**Rows**
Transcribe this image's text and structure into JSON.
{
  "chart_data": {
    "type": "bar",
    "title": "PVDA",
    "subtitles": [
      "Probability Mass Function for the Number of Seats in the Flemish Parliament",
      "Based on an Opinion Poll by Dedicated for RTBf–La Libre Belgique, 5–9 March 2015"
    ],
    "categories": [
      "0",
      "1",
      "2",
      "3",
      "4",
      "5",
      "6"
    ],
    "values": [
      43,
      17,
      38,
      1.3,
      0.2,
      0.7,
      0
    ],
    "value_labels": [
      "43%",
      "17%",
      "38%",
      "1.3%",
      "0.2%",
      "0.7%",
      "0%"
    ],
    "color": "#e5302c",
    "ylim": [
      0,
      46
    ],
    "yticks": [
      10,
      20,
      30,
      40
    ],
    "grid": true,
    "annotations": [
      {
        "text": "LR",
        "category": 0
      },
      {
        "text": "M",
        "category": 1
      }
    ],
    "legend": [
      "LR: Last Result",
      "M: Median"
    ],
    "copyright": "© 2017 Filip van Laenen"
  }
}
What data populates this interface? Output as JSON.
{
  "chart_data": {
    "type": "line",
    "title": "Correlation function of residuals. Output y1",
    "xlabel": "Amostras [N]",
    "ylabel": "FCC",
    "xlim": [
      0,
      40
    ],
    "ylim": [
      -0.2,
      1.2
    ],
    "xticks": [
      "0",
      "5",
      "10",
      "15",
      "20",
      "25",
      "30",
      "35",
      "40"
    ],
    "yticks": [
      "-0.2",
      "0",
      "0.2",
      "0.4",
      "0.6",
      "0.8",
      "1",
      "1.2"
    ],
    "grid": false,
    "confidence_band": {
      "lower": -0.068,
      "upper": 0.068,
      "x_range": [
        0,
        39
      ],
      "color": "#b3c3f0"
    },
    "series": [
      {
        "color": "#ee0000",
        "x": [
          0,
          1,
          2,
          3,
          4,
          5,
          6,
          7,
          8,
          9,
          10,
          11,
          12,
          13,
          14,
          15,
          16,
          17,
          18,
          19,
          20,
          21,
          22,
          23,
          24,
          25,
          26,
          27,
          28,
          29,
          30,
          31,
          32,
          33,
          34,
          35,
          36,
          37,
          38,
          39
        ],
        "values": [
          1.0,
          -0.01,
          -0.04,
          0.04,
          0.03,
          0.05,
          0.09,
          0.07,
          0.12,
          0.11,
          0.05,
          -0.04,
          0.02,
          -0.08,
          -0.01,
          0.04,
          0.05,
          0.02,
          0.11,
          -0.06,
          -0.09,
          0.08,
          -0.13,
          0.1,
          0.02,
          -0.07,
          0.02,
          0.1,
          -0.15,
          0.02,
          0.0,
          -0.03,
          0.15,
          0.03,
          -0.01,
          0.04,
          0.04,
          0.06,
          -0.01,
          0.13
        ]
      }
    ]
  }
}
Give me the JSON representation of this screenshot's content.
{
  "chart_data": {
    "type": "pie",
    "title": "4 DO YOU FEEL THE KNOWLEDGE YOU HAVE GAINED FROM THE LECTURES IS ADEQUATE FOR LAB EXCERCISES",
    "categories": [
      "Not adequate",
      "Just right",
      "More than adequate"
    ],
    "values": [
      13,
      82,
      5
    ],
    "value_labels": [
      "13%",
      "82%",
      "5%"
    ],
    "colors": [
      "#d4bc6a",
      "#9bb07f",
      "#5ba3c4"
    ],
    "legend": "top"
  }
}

**To do**
Which lines in the records above contain the string "text"? Copy each one.

**Task answer**
Transcribe this image's text and structure into JSON.
        "text": "LR",
        "text": "M",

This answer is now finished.